▸ Objective
Write out the data below in full, unchanged, minus the images.

[Source records]
⟨
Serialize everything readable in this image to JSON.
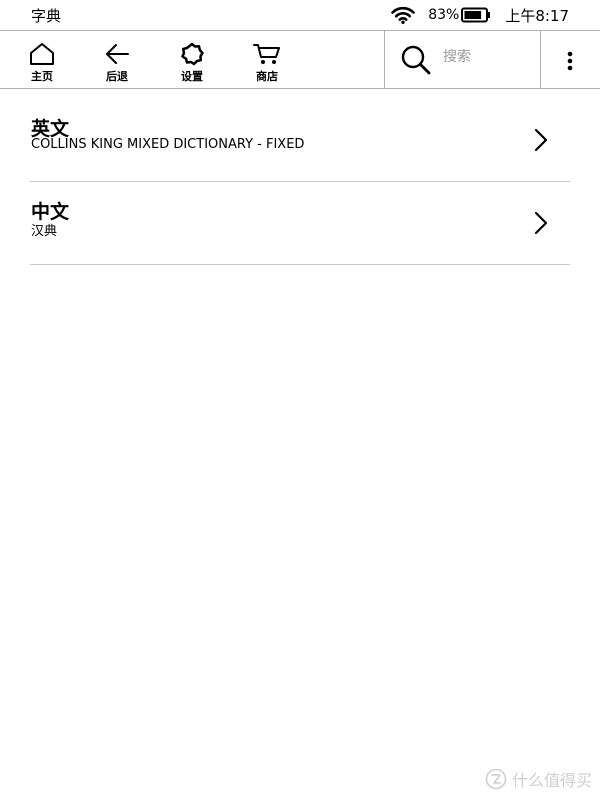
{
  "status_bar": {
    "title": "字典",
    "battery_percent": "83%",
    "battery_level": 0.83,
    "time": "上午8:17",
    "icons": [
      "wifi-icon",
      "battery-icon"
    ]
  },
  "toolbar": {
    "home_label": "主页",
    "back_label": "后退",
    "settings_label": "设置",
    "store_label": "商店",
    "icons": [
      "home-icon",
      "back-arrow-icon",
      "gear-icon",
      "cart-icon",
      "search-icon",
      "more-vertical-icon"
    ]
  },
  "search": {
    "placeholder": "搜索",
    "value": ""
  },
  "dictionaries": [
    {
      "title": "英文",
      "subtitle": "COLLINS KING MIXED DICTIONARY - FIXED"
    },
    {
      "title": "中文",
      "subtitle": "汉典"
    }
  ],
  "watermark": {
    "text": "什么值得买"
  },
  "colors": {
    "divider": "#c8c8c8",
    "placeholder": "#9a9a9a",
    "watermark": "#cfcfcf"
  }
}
⟩
▸ Exercise output
Serialize everything readable in this image to JSON.
{
  "status_bar": {
    "title": "字典",
    "battery_percent": "83%",
    "battery_level": 0.83,
    "time": "上午8:17",
    "icons": [
      "wifi-icon",
      "battery-icon"
    ]
  },
  "toolbar": {
    "home_label": "主页",
    "back_label": "后退",
    "settings_label": "设置",
    "store_label": "商店",
    "icons": [
      "home-icon",
      "back-arrow-icon",
      "gear-icon",
      "cart-icon",
      "search-icon",
      "more-vertical-icon"
    ]
  },
  "search": {
    "placeholder": "搜索",
    "value": ""
  },
  "dictionaries": [
    {
      "title": "英文",
      "subtitle": "COLLINS KING MIXED DICTIONARY - FIXED"
    },
    {
      "title": "中文",
      "subtitle": "汉典"
    }
  ],
  "watermark": {
    "text": "什么值得买"
  },
  "colors": {
    "divider": "#c8c8c8",
    "placeholder": "#9a9a9a",
    "watermark": "#cfcfcf"
  }
}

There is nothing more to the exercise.